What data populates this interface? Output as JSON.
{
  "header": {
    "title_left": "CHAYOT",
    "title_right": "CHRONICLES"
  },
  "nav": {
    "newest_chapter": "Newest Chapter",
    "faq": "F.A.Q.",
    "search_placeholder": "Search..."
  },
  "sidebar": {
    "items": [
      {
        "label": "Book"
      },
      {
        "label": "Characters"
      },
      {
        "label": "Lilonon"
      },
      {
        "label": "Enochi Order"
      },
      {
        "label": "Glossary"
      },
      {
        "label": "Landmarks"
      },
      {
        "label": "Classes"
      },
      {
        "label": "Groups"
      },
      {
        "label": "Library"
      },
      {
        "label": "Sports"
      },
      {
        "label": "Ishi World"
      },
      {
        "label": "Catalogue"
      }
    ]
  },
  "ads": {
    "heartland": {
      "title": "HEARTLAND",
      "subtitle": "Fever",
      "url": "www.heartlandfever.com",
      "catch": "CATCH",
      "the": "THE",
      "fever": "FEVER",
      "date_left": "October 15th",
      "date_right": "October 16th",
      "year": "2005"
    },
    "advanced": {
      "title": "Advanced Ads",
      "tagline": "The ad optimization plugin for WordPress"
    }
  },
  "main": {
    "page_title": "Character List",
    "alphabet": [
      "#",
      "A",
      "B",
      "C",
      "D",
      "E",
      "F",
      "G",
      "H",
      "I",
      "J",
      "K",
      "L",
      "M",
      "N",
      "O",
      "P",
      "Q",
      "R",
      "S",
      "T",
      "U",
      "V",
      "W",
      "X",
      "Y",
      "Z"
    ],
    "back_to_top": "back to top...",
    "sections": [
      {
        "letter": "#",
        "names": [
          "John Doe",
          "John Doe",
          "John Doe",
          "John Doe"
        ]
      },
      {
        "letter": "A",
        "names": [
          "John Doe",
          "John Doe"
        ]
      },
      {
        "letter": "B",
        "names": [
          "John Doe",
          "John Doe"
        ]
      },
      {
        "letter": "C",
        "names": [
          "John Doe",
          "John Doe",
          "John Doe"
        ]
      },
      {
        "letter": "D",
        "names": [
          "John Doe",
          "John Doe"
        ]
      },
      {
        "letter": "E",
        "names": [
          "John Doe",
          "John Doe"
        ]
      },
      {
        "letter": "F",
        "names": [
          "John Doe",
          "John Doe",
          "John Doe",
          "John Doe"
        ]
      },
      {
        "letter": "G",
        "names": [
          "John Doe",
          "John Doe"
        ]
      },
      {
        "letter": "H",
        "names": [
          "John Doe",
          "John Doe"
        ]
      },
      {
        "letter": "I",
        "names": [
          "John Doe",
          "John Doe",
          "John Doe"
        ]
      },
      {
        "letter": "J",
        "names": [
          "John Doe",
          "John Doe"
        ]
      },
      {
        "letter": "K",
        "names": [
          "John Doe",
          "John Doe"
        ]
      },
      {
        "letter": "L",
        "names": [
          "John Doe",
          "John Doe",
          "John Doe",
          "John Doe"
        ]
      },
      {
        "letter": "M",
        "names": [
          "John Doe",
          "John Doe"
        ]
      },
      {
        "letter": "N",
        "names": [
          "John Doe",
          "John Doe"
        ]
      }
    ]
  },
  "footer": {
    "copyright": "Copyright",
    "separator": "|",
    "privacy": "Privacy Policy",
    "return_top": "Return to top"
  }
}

• **WHAT IS EXPECTED**:
Nothing in the listing may be changed; retype it all exactly.

• **RESULT FOR THIS EXERCISE**:
What data populates this interface? Output as JSON.
{
  "header": {
    "title_left": "CHAYOT",
    "title_right": "CHRONICLES"
  },
  "nav": {
    "newest_chapter": "Newest Chapter",
    "faq": "F.A.Q.",
    "search_placeholder": "Search..."
  },
  "sidebar": {
    "items": [
      {
        "label": "Book"
      },
      {
        "label": "Characters"
      },
      {
        "label": "Lilonon"
      },
      {
        "label": "Enochi Order"
      },
      {
        "label": "Glossary"
      },
      {
        "label": "Landmarks"
      },
      {
        "label": "Classes"
      },
      {
        "label": "Groups"
      },
      {
        "label": "Library"
      },
      {
        "label": "Sports"
      },
      {
        "label": "Ishi World"
      },
      {
        "label": "Catalogue"
      }
    ]
  },
  "ads": {
    "heartland": {
      "title": "HEARTLAND",
      "subtitle": "Fever",
      "url": "www.heartlandfever.com",
      "catch": "CATCH",
      "the": "THE",
      "fever": "FEVER",
      "date_left": "October 15th",
      "date_right": "October 16th",
      "year": "2005"
    },
    "advanced": {
      "title": "Advanced Ads",
      "tagline": "The ad optimization plugin for WordPress"
    }
  },
  "main": {
    "page_title": "Character List",
    "alphabet": [
      "#",
      "A",
      "B",
      "C",
      "D",
      "E",
      "F",
      "G",
      "H",
      "I",
      "J",
      "K",
      "L",
      "M",
      "N",
      "O",
      "P",
      "Q",
      "R",
      "S",
      "T",
      "U",
      "V",
      "W",
      "X",
      "Y",
      "Z"
    ],
    "back_to_top": "back to top...",
    "sections": [
      {
        "letter": "#",
        "names": [
          "John Doe",
          "John Doe",
          "John Doe",
          "John Doe"
        ]
      },
      {
        "letter": "A",
        "names": [
          "John Doe",
          "John Doe"
        ]
      },
      {
        "letter": "B",
        "names": [
          "John Doe",
          "John Doe"
        ]
      },
      {
        "letter": "C",
        "names": [
          "John Doe",
          "John Doe",
          "John Doe"
        ]
      },
      {
        "letter": "D",
        "names": [
          "John Doe",
          "John Doe"
        ]
      },
      {
        "letter": "E",
        "names": [
          "John Doe",
          "John Doe"
        ]
      },
      {
        "letter": "F",
        "names": [
          "John Doe",
          "John Doe",
          "John Doe",
          "John Doe"
        ]
      },
      {
        "letter": "G",
        "names": [
          "John Doe",
          "John Doe"
        ]
      },
      {
        "letter": "H",
        "names": [
          "John Doe",
          "John Doe"
        ]
      },
      {
        "letter": "I",
        "names": [
          "John Doe",
          "John Doe",
          "John Doe"
        ]
      },
      {
        "letter": "J",
        "names": [
          "John Doe",
          "John Doe"
        ]
      },
      {
        "letter": "K",
        "names": [
          "John Doe",
          "John Doe"
        ]
      },
      {
        "letter": "L",
        "names": [
          "John Doe",
          "John Doe",
          "John Doe",
          "John Doe"
        ]
      },
      {
        "letter": "M",
        "names": [
          "John Doe",
          "John Doe"
        ]
      },
      {
        "letter": "N",
        "names": [
          "John Doe",
          "John Doe"
        ]
      }
    ]
  },
  "footer": {
    "copyright": "Copyright",
    "separator": "|",
    "privacy": "Privacy Policy",
    "return_top": "Return to top"
  }
}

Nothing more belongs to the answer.